_WHAT YOU SHOULD DO_.
Extract the records verbatim, starting at the beginning of the records and ending at the line that contains "style-prop[interactable]: ✓ font-style: normal;", both ends included.

━━━━━━━━━━━━━━━━

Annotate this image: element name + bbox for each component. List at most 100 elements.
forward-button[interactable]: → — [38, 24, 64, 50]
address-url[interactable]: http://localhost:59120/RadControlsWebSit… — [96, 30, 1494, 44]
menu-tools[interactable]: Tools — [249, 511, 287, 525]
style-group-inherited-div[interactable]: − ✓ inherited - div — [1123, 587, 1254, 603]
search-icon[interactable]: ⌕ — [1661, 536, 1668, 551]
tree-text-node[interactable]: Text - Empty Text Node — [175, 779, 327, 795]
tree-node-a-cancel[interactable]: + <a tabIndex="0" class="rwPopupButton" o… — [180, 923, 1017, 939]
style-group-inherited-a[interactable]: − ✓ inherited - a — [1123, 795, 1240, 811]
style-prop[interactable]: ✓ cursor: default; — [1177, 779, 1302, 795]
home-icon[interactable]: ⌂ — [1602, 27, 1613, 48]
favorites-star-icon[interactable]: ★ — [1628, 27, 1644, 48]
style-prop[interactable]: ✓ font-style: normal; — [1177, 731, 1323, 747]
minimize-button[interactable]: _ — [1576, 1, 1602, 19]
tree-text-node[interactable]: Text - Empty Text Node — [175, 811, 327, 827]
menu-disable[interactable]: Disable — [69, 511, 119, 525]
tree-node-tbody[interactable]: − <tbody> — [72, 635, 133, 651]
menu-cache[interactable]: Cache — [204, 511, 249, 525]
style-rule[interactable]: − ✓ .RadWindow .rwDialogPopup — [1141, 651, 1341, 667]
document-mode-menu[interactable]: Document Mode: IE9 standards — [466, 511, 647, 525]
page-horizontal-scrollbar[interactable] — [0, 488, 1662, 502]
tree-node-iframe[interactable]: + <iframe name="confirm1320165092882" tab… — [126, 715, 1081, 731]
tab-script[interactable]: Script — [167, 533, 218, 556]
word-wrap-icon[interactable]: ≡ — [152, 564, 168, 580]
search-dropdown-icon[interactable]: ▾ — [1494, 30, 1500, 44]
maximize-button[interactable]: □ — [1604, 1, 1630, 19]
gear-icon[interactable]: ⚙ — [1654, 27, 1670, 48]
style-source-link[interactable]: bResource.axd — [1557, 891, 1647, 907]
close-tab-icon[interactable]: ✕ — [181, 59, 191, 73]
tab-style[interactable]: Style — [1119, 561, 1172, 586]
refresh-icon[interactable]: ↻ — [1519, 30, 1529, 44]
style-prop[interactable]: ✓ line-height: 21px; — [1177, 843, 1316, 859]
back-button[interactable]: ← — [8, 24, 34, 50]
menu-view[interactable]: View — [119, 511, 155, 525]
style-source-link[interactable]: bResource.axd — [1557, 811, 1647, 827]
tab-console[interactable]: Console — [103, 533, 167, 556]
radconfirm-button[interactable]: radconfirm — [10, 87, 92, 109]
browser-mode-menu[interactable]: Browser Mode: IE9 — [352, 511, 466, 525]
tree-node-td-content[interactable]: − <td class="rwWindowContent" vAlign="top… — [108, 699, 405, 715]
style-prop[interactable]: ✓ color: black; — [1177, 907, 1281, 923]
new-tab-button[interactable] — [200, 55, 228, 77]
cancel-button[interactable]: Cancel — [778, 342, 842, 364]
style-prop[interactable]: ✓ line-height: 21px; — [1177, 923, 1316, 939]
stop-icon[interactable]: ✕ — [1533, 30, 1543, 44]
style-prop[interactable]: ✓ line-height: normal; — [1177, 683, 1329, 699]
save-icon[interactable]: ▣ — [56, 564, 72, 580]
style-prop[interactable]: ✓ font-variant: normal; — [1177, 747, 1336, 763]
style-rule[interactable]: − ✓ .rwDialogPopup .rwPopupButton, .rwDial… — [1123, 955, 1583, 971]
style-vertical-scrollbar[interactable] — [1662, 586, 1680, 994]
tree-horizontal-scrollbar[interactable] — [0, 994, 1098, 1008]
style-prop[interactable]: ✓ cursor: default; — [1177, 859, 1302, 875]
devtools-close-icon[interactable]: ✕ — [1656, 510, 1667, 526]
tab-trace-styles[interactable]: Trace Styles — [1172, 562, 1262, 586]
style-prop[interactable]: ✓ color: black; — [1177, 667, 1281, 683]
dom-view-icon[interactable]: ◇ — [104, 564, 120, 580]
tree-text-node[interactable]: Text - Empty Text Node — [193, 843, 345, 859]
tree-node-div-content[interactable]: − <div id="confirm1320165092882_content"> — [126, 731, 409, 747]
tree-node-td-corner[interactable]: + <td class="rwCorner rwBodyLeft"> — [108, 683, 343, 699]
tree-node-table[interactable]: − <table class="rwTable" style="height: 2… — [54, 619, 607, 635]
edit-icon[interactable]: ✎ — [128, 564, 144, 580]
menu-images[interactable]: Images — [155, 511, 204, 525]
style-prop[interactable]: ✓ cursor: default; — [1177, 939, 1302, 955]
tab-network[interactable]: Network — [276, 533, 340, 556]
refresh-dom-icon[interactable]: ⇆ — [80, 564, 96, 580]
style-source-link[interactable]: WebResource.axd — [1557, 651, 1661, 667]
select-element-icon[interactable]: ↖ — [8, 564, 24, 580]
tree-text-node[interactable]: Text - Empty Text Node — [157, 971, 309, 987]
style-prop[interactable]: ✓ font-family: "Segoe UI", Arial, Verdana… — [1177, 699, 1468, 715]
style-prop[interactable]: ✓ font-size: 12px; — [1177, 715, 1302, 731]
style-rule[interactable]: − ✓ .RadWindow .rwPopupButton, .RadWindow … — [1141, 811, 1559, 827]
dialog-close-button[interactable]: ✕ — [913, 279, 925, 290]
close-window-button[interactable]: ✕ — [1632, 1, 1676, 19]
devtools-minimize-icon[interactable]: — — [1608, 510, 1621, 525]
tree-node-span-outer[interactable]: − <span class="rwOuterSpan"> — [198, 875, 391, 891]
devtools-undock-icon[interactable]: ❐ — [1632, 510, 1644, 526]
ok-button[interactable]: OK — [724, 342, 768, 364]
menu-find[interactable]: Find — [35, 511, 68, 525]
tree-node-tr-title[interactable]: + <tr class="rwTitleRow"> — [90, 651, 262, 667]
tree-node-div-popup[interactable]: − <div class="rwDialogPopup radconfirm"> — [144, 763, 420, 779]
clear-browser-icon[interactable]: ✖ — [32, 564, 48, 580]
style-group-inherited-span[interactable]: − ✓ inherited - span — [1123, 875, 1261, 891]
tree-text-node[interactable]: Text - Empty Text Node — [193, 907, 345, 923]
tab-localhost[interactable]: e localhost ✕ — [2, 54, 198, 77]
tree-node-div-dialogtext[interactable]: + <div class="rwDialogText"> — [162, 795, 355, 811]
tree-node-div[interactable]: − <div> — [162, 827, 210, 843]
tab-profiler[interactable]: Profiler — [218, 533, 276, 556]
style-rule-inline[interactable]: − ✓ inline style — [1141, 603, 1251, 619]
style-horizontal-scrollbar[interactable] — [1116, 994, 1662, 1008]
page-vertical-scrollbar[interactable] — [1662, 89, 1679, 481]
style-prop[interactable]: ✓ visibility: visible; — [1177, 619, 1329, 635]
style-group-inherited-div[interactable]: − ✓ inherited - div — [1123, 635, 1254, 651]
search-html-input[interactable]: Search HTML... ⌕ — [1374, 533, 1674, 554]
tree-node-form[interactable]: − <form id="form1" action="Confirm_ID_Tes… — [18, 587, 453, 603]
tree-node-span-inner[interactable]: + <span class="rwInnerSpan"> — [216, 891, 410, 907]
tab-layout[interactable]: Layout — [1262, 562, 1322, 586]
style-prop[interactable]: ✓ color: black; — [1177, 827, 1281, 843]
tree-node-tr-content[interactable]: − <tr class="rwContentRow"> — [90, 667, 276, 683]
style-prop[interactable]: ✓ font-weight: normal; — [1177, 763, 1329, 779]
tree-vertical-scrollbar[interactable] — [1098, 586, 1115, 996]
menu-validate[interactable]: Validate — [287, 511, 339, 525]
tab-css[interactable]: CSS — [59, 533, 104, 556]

━━━━━━━━━━━━━━━━

_WORKED SOLUTION_.
Annotate this image: element name + bbox for each component. List at most 100 elements.
forward-button[interactable]: → — [38, 24, 64, 50]
address-url[interactable]: http://localhost:59120/RadControlsWebSit… — [96, 30, 1494, 44]
menu-tools[interactable]: Tools — [249, 511, 287, 525]
style-group-inherited-div[interactable]: − ✓ inherited - div — [1123, 587, 1254, 603]
search-icon[interactable]: ⌕ — [1661, 536, 1668, 551]
tree-text-node[interactable]: Text - Empty Text Node — [175, 779, 327, 795]
tree-node-a-cancel[interactable]: + <a tabIndex="0" class="rwPopupButton" o… — [180, 923, 1017, 939]
style-group-inherited-a[interactable]: − ✓ inherited - a — [1123, 795, 1240, 811]
style-prop[interactable]: ✓ cursor: default; — [1177, 779, 1302, 795]
home-icon[interactable]: ⌂ — [1602, 27, 1613, 48]
favorites-star-icon[interactable]: ★ — [1628, 27, 1644, 48]
style-prop[interactable]: ✓ font-style: normal; — [1177, 731, 1323, 747]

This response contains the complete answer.